Gather each line of the entries below that includes "Video".

**Materials provided:**
_ _ _ _ _
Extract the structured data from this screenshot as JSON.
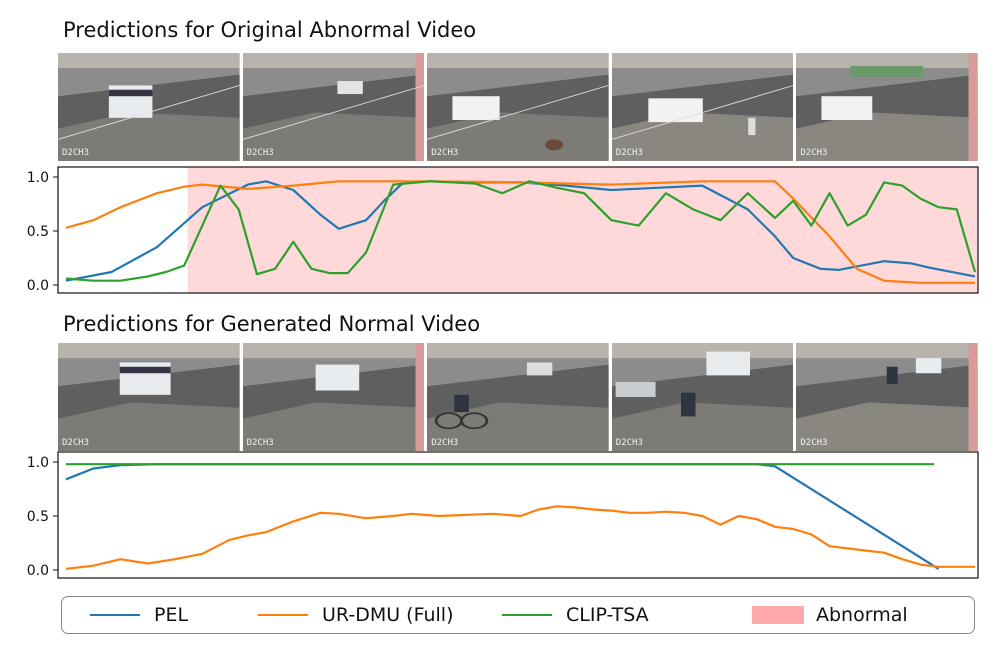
{
  "panels": [
    {
      "title": "Predictions for Original Abnormal Video"
    },
    {
      "title": "Predictions for Generated Normal Video"
    }
  ],
  "frame_caption": "D2CH3",
  "colors": {
    "pel": "#1f77b4",
    "urdmu": "#ff7f0e",
    "cliptsa": "#2ca02c",
    "abnormal": "#ffaaaa"
  },
  "legend": {
    "items": [
      {
        "label": "PEL",
        "type": "line",
        "color": "#1f77b4"
      },
      {
        "label": "UR-DMU (Full)",
        "type": "line",
        "color": "#ff7f0e"
      },
      {
        "label": "CLIP-TSA",
        "type": "line",
        "color": "#2ca02c"
      },
      {
        "label": "Abnormal",
        "type": "patch",
        "color": "#ffaaaa"
      }
    ]
  },
  "chart_data": [
    {
      "type": "line",
      "title": "Predictions for Original Abnormal Video",
      "xlim": [
        0,
        1
      ],
      "ylim": [
        0,
        1
      ],
      "yticks": [
        "0.0",
        "0.5",
        "1.0"
      ],
      "abnormal_region": [
        0.141,
        1.0
      ],
      "series": [
        {
          "name": "PEL",
          "color": "#1f77b4",
          "x": [
            0,
            0.05,
            0.1,
            0.15,
            0.2,
            0.22,
            0.25,
            0.28,
            0.3,
            0.33,
            0.35,
            0.37,
            0.4,
            0.45,
            0.5,
            0.55,
            0.6,
            0.65,
            0.7,
            0.75,
            0.78,
            0.8,
            0.83,
            0.85,
            0.9,
            0.93,
            0.95,
            1.0
          ],
          "y": [
            0.04,
            0.12,
            0.35,
            0.72,
            0.93,
            0.96,
            0.88,
            0.65,
            0.52,
            0.6,
            0.78,
            0.94,
            0.96,
            0.95,
            0.95,
            0.92,
            0.88,
            0.9,
            0.92,
            0.7,
            0.45,
            0.25,
            0.15,
            0.14,
            0.22,
            0.2,
            0.16,
            0.08
          ]
        },
        {
          "name": "UR-DMU (Full)",
          "color": "#ff7f0e",
          "x": [
            0,
            0.03,
            0.06,
            0.1,
            0.13,
            0.15,
            0.2,
            0.25,
            0.3,
            0.4,
            0.5,
            0.6,
            0.7,
            0.78,
            0.8,
            0.84,
            0.87,
            0.9,
            0.94,
            1.0
          ],
          "y": [
            0.53,
            0.6,
            0.72,
            0.85,
            0.91,
            0.93,
            0.89,
            0.92,
            0.96,
            0.96,
            0.95,
            0.93,
            0.96,
            0.96,
            0.8,
            0.45,
            0.15,
            0.04,
            0.02,
            0.02
          ]
        },
        {
          "name": "CLIP-TSA",
          "color": "#2ca02c",
          "x": [
            0,
            0.03,
            0.06,
            0.09,
            0.11,
            0.13,
            0.15,
            0.17,
            0.19,
            0.21,
            0.23,
            0.25,
            0.27,
            0.29,
            0.31,
            0.33,
            0.36,
            0.4,
            0.45,
            0.48,
            0.51,
            0.54,
            0.57,
            0.6,
            0.63,
            0.66,
            0.69,
            0.72,
            0.75,
            0.78,
            0.8,
            0.82,
            0.84,
            0.86,
            0.88,
            0.9,
            0.92,
            0.94,
            0.96,
            0.98,
            1.0
          ],
          "y": [
            0.06,
            0.04,
            0.04,
            0.08,
            0.12,
            0.18,
            0.55,
            0.92,
            0.7,
            0.1,
            0.15,
            0.4,
            0.15,
            0.11,
            0.11,
            0.3,
            0.93,
            0.96,
            0.94,
            0.85,
            0.96,
            0.9,
            0.85,
            0.6,
            0.55,
            0.85,
            0.7,
            0.6,
            0.85,
            0.62,
            0.78,
            0.55,
            0.85,
            0.55,
            0.65,
            0.95,
            0.92,
            0.8,
            0.72,
            0.7,
            0.12
          ]
        }
      ]
    },
    {
      "type": "line",
      "title": "Predictions for Generated Normal Video",
      "xlim": [
        0,
        1
      ],
      "ylim": [
        0,
        1
      ],
      "yticks": [
        "0.0",
        "0.5",
        "1.0"
      ],
      "series": [
        {
          "name": "PEL",
          "color": "#1f77b4",
          "x": [
            0,
            0.03,
            0.06,
            0.1,
            0.2,
            0.4,
            0.6,
            0.76,
            0.78,
            0.96
          ],
          "y": [
            0.84,
            0.94,
            0.97,
            0.98,
            0.98,
            0.98,
            0.98,
            0.98,
            0.96,
            0.01
          ]
        },
        {
          "name": "UR-DMU (Full)",
          "color": "#ff7f0e",
          "x": [
            0,
            0.03,
            0.06,
            0.09,
            0.12,
            0.15,
            0.18,
            0.2,
            0.22,
            0.25,
            0.28,
            0.3,
            0.33,
            0.36,
            0.38,
            0.41,
            0.44,
            0.47,
            0.5,
            0.52,
            0.54,
            0.56,
            0.58,
            0.6,
            0.62,
            0.64,
            0.66,
            0.68,
            0.7,
            0.72,
            0.74,
            0.76,
            0.78,
            0.8,
            0.82,
            0.84,
            0.86,
            0.88,
            0.9,
            0.92,
            0.94,
            0.96,
            1.0
          ],
          "y": [
            0.01,
            0.04,
            0.1,
            0.06,
            0.1,
            0.15,
            0.28,
            0.32,
            0.35,
            0.45,
            0.53,
            0.52,
            0.48,
            0.5,
            0.52,
            0.5,
            0.51,
            0.52,
            0.5,
            0.56,
            0.59,
            0.58,
            0.56,
            0.55,
            0.53,
            0.53,
            0.54,
            0.53,
            0.5,
            0.42,
            0.5,
            0.47,
            0.4,
            0.38,
            0.33,
            0.22,
            0.2,
            0.18,
            0.16,
            0.1,
            0.05,
            0.03,
            0.03
          ]
        },
        {
          "name": "CLIP-TSA",
          "color": "#2ca02c",
          "x": [
            0,
            0.2,
            0.4,
            0.6,
            0.8,
            0.955
          ],
          "y": [
            0.98,
            0.98,
            0.98,
            0.98,
            0.98,
            0.98
          ]
        }
      ]
    }
  ]
}
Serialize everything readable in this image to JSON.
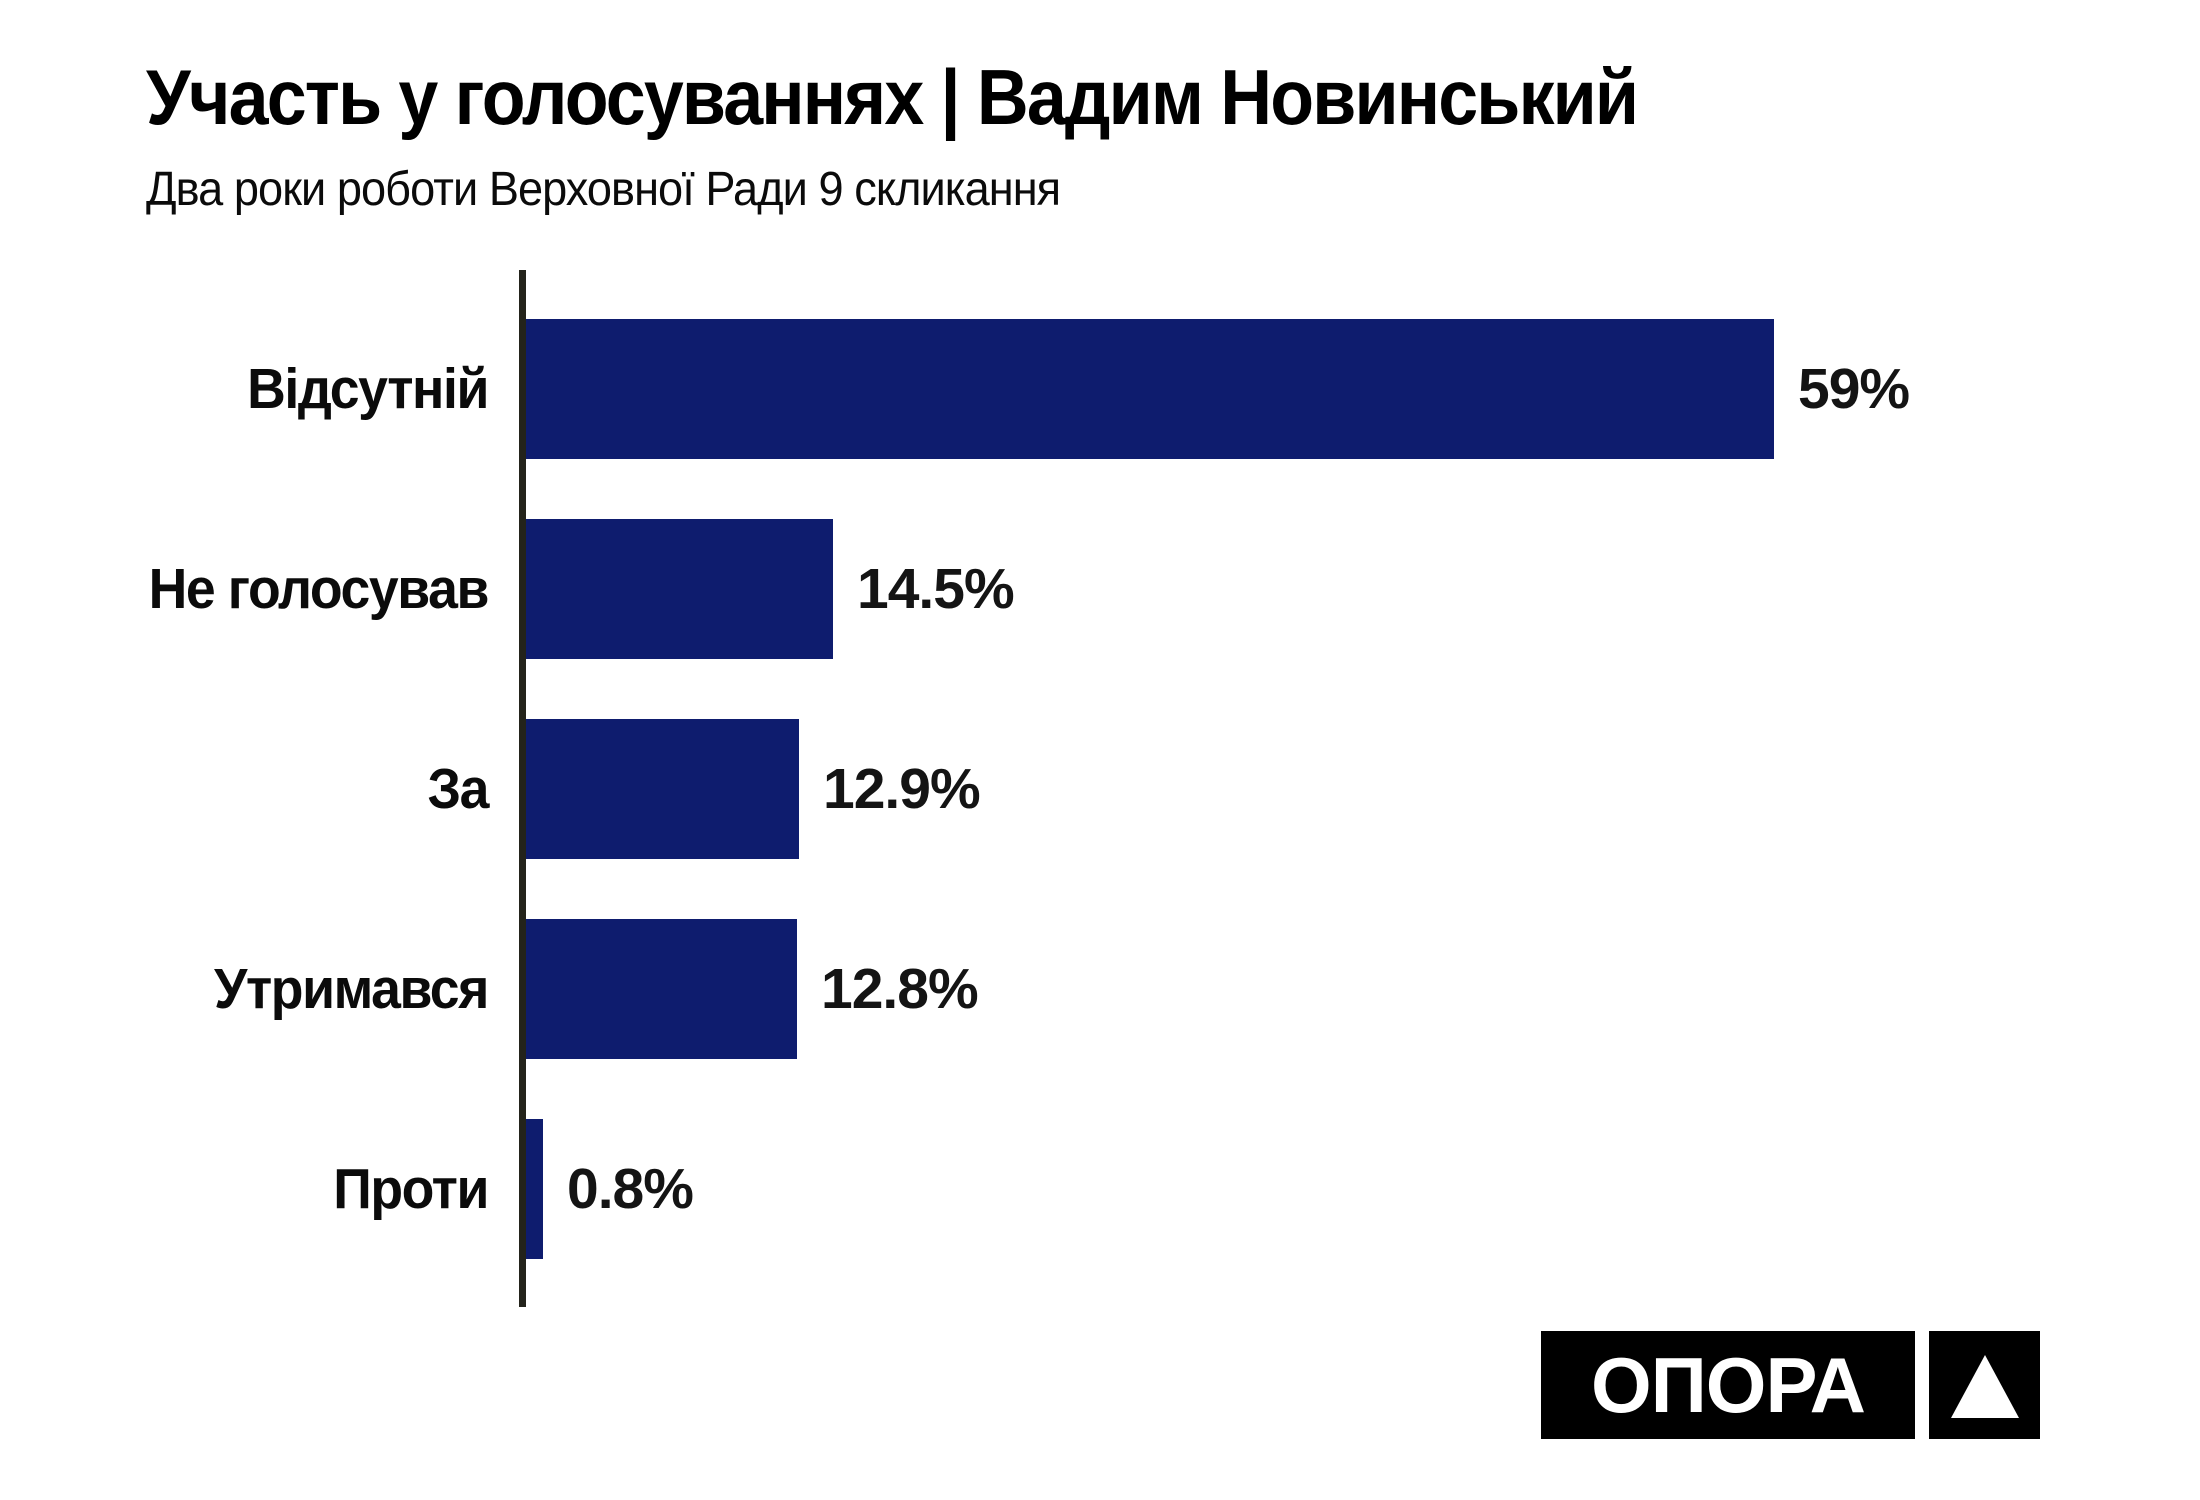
{
  "chart_data": {
    "type": "bar",
    "orientation": "horizontal",
    "title": "Участь у голосуваннях | Вадим Новинський",
    "subtitle": "Два роки роботи Верховної Ради 9 скликання",
    "categories": [
      "Відсутній",
      "Не голосував",
      "За",
      "Утримався",
      "Проти"
    ],
    "values": [
      59,
      14.5,
      12.9,
      12.8,
      0.8
    ],
    "value_labels": [
      "59%",
      "14.5%",
      "12.9%",
      "12.8%",
      "0.8%"
    ],
    "xlim": [
      0,
      62
    ],
    "grid": false,
    "legend": false,
    "bar_color": "#0e1c6e",
    "axis_line_color": "#23231b",
    "text_color": "#0b0b0b",
    "background_color": "#ffffff"
  },
  "logo": {
    "text": "ОПОРА",
    "icon": "triangle-up",
    "bg_color": "#000000",
    "fg_color": "#ffffff"
  }
}
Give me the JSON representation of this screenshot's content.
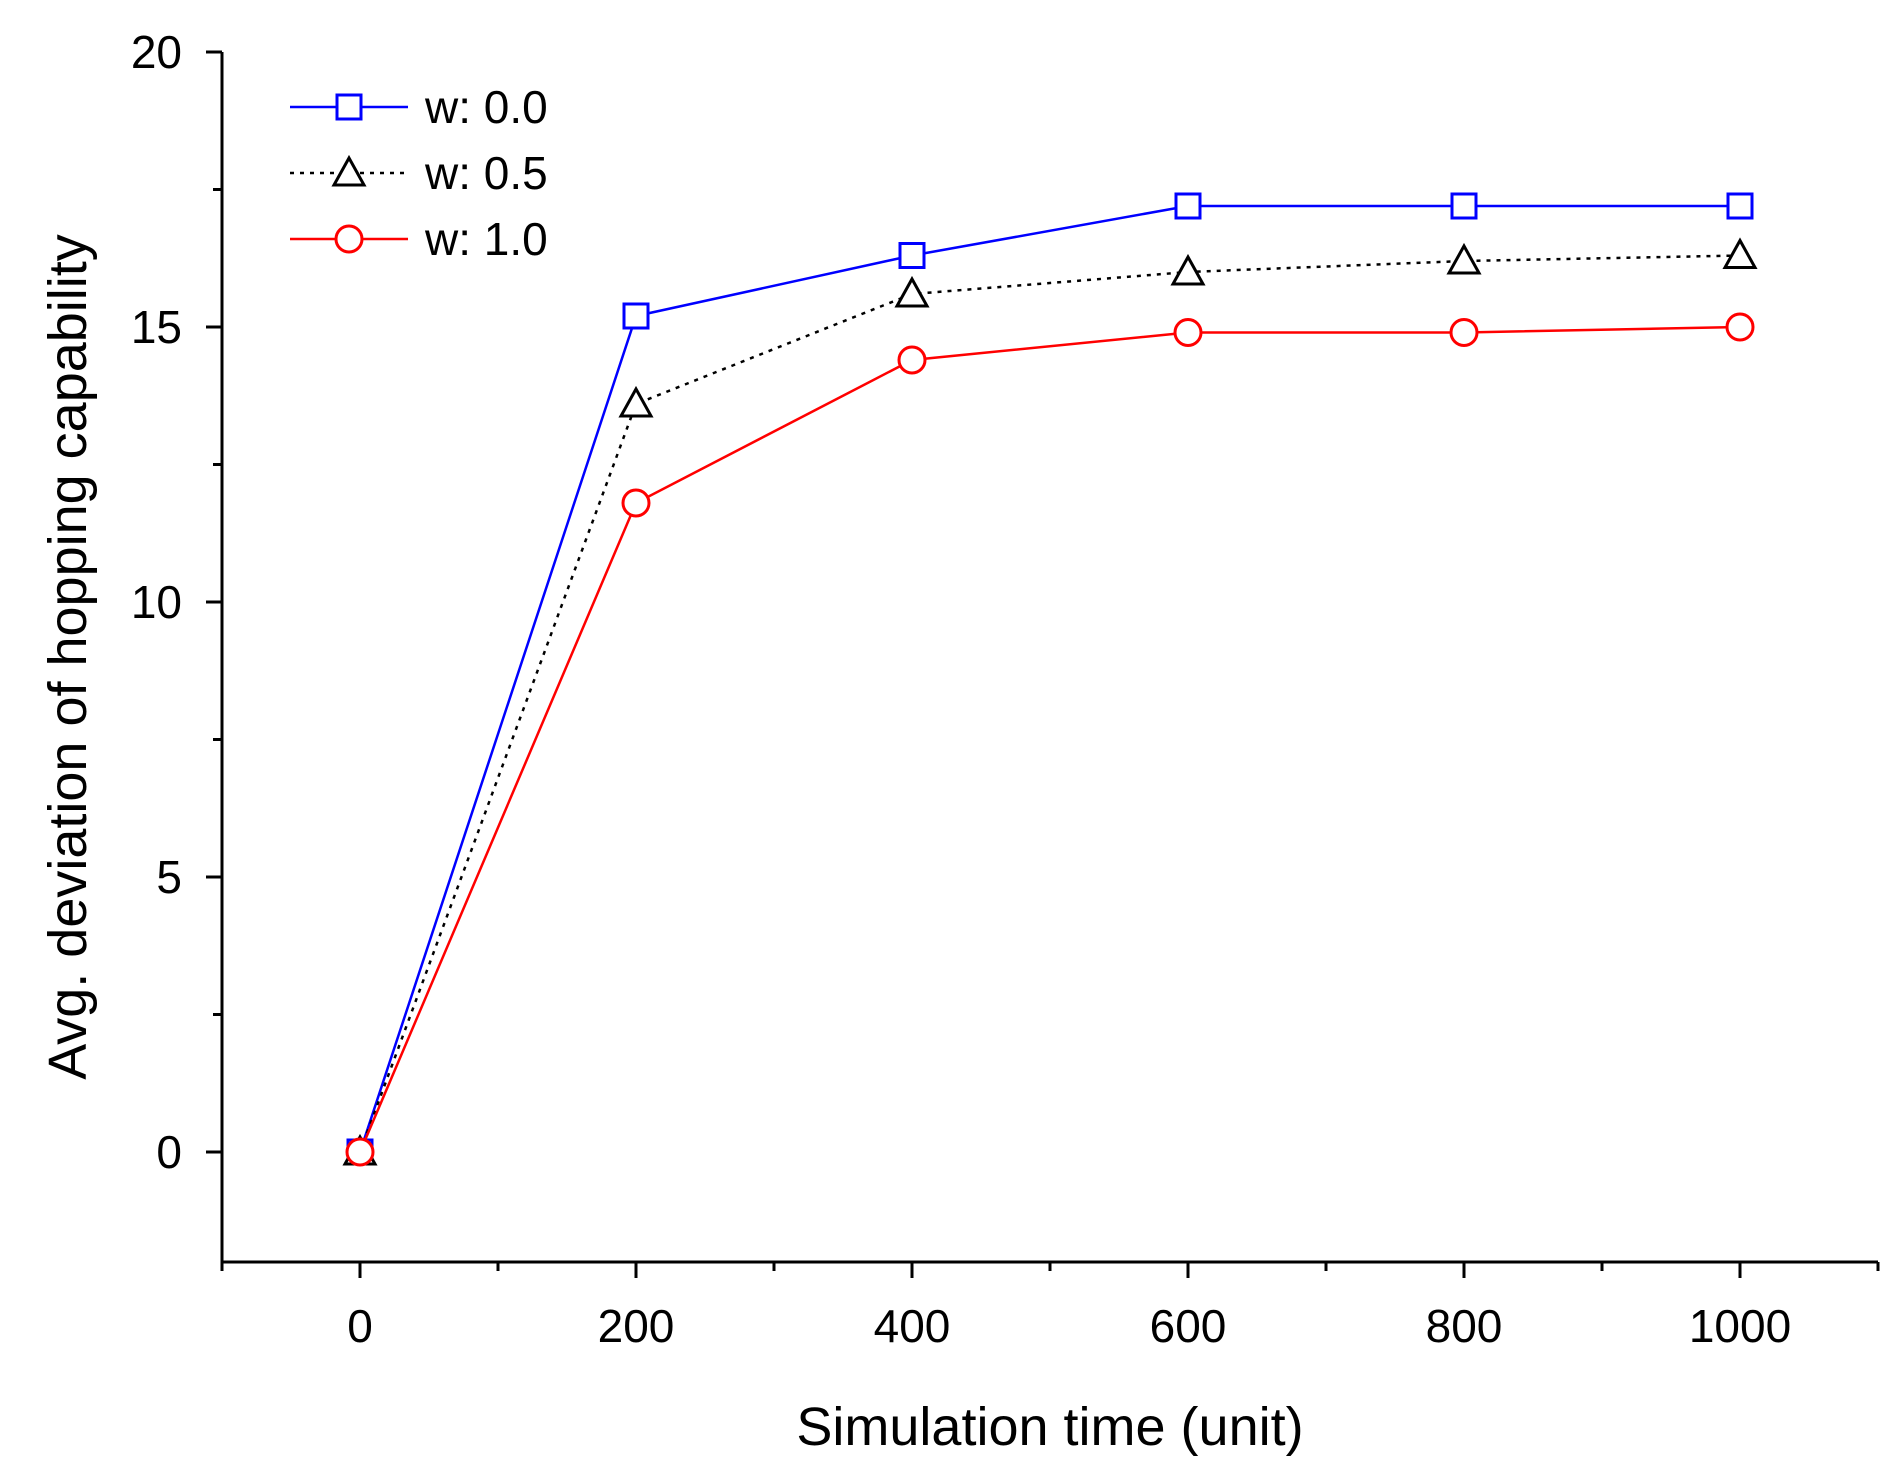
_ _ _ _ _
**Reply:**
      "title": "Predictions for Original Abnormal Video"
      "title": "Predictions for Generated Normal Video"
      "title": "Predictions for Original Abnormal Video",
      "title": "Predictions for Generated Normal Video",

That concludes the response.